▶ _GIVEN TEXT_:
•••

One SDSU professor assigned four students taking his Introduction to Literature course to read “The Yellow Wallpaper” by Charlotte Perkins Gilman. The psychological horror short story follows the journey of a young woman suffering through “temporary nervous depression” after delivering her child.

Justin Blessinger, a professor of English and director of the AdapT Lab for Accessibility through Tech at Dakota State University selected the story because he loves how the narrator is eventually discovered to be unreliable. 

“[It] causes the reader to try to reconsider the entire story,” Blessinger said.

Readers experience the events of the short through journal entries written by the young woman. As the story evolves, the woman’s hysterical breakdowns do too.

Over time, the young woman and her husband, who is also her doctor, move into a new house. The husband imprisons her in the home due to her condition and supposed hallucinations.

The room she is held in is described to have a patterned yellow wallpaper, barred windows, metal rings in the walls, floors that have been gouged and a bed bolted to the floor.

•••

▶ _LISTED RECORDS_:
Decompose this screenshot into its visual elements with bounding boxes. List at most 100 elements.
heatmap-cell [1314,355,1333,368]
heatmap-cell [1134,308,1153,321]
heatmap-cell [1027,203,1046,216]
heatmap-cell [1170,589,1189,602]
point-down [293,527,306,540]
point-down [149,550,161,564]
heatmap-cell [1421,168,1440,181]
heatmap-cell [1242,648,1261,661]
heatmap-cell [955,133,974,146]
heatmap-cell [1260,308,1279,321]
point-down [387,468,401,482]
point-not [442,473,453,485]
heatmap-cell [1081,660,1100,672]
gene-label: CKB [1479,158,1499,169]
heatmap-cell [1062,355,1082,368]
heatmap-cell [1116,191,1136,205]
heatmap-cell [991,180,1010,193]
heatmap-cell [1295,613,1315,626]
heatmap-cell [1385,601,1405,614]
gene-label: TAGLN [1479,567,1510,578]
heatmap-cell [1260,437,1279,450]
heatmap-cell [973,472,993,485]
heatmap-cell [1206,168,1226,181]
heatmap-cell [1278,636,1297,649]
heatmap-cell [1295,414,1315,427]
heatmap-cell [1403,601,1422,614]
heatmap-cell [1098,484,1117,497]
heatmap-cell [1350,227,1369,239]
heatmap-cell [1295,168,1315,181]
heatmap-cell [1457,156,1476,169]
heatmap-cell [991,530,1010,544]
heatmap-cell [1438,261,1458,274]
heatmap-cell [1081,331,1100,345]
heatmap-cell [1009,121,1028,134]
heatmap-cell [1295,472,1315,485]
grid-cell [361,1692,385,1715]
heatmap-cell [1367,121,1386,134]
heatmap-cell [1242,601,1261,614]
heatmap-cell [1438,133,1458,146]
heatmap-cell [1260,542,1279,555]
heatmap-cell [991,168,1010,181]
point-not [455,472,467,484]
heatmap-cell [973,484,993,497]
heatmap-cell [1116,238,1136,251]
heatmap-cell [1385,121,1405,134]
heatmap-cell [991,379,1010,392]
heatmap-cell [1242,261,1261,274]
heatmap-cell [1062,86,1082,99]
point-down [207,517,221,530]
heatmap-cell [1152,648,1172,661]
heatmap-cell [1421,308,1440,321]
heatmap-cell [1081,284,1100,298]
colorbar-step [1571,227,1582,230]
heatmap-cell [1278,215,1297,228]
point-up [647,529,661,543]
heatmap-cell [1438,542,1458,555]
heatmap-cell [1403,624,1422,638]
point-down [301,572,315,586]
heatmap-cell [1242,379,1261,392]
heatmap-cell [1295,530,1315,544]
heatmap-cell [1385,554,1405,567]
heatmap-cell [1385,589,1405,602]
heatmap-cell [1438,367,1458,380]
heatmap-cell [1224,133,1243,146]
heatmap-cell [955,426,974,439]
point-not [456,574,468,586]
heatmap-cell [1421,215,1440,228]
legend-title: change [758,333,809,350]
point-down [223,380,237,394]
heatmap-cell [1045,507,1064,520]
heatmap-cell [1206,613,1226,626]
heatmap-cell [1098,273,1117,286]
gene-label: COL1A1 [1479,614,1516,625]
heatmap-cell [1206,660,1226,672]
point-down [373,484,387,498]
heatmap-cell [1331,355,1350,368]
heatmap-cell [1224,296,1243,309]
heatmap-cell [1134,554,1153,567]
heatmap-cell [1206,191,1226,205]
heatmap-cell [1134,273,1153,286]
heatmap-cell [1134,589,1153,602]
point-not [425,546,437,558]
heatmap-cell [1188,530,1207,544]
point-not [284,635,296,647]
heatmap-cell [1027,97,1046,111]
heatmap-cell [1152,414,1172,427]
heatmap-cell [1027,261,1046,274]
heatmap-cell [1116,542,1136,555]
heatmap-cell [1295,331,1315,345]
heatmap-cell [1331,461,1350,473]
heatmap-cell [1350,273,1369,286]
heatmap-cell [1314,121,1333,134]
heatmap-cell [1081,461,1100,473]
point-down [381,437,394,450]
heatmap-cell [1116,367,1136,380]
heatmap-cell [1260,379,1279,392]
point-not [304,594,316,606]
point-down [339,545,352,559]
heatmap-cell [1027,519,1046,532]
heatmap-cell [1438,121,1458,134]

•••

▶ _YOUR TASKS_:
- a) In the passage about "The Yellow Wallpaper," through what do readers experience the story's events?
- b) Carry on the passage about "The Yellow Wallpaper" from its final sentence.
The rows have no connection to the passage about "The Yellow Wallpaper."

▶ _ANSWERS BY ITEM_:
- a) Through journal entries written by the young woman.

- b)
The story challenges us to think about how we are driven to discover meaning in the chaos around us.

“It’s why our species has survived,” Blessinger said. “We notice patterns, and assign meaning to those patterns. That’s language itself, but it’s also faith and art and truth.”

In the text, readers see how the main character receives medical treatment and how it backfires. Her husband belittles her, prescribes her medication and limits her actions. She can’t write, work or socialize with others. These actions cause her mind to wander as she stares at the yellow wallpaper which surrounds her in the room her husband is holding her captive in.

“The main character is trapped in a room and she’s convinced that the wallpaper contains a message,” Blessinger said. 

She tries to read and interpret the wallpaper throughout her days. Her interpretations consume her time, and she eventually sees a woman hiding behind the pattern and wants to free her.

Blessinger adds that the story invites us to consider the origin of the science of psychology and the primitive, often sexist, methods that were employed as the science developed.

“Each reader decides where the narrator becomes no longer trustworthy,” Blessinger said, “Some decide that the physician in the story is not​ the main character’s husband, because it is common for patients in asylums or in captivity generally to form imagined bonds with their captors, a condition commonly called Stockholm Syndrome.”

Dayeon Lee, a junior nursing student, said that she is glad to have experience in mental health care at a human service center. It was certainly a different experience to other clinical experiences she has had.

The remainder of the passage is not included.